Select the lines that hold the word "vehicles" and copy each one.

** start EXERCISE INPUT **

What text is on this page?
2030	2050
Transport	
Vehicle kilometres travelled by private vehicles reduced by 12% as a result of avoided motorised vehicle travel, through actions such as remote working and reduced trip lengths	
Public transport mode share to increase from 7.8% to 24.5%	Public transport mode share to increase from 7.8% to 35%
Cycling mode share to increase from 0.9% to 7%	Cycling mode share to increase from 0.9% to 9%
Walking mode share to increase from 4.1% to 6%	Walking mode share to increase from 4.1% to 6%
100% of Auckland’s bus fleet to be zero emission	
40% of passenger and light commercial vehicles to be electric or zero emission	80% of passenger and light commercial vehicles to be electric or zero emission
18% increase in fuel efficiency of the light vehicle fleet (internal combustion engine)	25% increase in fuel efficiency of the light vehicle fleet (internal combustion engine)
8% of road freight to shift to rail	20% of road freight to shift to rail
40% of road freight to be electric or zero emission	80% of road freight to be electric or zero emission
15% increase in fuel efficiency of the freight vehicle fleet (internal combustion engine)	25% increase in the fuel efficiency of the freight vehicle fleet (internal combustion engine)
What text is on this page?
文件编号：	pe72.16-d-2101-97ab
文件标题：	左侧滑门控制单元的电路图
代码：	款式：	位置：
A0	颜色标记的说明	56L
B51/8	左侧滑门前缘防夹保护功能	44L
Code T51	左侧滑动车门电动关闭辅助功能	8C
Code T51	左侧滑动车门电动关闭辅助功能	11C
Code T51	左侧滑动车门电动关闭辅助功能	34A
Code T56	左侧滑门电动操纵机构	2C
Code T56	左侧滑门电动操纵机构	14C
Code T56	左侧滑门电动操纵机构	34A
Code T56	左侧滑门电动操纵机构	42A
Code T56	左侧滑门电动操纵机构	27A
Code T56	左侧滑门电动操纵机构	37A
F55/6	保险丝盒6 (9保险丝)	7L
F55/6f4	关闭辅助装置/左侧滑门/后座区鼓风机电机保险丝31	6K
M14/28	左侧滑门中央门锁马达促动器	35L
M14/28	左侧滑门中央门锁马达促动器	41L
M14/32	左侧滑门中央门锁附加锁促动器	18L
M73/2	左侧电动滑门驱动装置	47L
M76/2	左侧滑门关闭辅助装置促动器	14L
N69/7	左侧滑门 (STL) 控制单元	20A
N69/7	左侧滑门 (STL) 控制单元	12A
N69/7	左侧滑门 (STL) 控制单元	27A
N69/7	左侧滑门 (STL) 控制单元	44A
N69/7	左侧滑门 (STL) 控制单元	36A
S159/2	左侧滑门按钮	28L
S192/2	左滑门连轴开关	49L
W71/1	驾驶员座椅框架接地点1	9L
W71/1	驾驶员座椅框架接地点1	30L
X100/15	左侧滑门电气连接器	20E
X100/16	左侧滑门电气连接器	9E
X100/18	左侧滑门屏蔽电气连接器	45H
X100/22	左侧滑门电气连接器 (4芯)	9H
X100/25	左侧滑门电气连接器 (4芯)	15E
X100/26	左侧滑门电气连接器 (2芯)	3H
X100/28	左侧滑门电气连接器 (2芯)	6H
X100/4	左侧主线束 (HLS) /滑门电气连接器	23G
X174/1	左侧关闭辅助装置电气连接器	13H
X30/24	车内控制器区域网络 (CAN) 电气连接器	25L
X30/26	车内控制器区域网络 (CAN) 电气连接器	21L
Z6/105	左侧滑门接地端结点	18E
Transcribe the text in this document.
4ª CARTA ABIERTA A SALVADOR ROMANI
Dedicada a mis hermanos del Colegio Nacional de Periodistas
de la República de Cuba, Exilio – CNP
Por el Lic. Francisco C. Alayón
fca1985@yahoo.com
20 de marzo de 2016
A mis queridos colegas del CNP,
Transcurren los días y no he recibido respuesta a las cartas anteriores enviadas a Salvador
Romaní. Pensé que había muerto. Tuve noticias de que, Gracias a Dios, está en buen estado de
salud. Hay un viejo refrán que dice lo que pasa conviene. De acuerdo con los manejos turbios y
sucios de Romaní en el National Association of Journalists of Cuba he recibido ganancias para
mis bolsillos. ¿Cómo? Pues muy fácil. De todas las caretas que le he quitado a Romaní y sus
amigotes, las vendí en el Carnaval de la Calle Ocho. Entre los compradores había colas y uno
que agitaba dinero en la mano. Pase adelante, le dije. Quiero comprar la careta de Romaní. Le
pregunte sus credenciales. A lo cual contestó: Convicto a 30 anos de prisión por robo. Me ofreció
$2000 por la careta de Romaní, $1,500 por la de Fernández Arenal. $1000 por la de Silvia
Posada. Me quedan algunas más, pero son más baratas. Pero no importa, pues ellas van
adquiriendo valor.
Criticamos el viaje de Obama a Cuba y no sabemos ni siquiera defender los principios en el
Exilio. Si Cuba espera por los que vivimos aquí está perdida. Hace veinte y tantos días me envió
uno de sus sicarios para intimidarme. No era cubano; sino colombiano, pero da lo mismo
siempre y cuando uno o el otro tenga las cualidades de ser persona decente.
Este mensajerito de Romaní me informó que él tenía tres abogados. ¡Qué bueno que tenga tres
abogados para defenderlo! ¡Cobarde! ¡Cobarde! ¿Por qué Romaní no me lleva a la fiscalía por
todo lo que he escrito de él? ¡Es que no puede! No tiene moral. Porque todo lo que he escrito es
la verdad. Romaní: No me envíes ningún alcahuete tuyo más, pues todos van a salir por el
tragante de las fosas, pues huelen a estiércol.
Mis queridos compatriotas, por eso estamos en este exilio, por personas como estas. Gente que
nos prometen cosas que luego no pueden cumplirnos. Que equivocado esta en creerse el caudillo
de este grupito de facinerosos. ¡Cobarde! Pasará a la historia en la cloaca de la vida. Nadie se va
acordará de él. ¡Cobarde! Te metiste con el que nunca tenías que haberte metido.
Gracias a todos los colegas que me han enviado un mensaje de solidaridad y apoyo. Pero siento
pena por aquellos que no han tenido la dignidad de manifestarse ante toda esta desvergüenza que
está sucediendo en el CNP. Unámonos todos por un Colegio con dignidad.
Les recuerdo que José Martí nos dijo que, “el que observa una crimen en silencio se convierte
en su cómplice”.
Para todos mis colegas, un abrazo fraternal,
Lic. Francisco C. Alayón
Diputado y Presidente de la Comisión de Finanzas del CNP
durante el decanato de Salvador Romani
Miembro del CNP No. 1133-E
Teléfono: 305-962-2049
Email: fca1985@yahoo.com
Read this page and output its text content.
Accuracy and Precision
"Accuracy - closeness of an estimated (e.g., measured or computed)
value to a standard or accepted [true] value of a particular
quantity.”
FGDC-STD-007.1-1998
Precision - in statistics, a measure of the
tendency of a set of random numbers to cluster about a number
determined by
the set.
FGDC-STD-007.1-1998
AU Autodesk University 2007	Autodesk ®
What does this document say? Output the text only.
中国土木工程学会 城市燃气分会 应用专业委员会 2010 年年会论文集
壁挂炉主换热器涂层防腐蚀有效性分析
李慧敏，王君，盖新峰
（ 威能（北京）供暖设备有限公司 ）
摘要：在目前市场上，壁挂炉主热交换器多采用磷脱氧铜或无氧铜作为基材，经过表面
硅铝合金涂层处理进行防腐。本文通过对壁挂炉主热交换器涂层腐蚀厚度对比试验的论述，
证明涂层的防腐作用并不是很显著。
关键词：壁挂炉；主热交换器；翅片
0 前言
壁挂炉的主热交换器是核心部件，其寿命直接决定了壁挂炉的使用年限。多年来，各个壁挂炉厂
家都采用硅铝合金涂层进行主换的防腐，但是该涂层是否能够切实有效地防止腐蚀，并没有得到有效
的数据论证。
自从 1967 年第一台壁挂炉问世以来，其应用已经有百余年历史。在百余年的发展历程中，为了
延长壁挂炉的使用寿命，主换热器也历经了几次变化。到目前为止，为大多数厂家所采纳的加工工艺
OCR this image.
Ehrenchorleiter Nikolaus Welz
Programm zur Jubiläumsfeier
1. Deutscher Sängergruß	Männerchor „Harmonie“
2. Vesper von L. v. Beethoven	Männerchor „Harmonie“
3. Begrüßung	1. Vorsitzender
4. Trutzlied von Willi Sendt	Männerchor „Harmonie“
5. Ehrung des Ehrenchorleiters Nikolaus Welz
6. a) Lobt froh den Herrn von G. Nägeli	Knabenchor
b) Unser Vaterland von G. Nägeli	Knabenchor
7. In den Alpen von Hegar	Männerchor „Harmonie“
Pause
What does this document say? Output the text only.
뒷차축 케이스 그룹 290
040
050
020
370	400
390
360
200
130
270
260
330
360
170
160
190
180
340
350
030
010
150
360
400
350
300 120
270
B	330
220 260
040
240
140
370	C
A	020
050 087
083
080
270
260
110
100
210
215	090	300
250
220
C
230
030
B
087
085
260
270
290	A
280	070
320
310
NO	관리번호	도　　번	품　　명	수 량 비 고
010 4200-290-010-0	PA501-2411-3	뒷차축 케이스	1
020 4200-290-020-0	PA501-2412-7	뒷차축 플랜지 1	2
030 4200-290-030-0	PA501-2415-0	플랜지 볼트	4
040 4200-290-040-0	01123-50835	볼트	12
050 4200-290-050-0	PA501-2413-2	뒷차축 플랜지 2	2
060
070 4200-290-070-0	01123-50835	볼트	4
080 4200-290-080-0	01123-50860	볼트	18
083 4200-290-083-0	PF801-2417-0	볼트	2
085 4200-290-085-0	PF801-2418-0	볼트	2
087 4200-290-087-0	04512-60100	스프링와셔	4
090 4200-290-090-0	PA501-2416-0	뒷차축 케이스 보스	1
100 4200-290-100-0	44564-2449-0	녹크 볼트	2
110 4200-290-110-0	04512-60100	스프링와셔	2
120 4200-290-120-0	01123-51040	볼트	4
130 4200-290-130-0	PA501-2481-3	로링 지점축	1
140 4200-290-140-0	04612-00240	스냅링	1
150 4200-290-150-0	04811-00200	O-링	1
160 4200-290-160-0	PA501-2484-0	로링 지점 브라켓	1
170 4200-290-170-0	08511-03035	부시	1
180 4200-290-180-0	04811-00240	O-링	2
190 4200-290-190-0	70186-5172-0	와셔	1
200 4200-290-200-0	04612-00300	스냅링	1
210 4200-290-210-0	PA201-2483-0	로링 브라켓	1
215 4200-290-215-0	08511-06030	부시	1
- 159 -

** end EXERCISE INPUT **

- _ANSWER TO THIS PROBLEM_:
Vehicle kilometres travelled by private vehicles reduced by 12% as a result of avoided motorised vehicle travel, through actions such as remote working and reduced trip lengths	
40% of passenger and light commercial vehicles to be electric or zero emission	80% of passenger and light commercial vehicles to be electric or zero emission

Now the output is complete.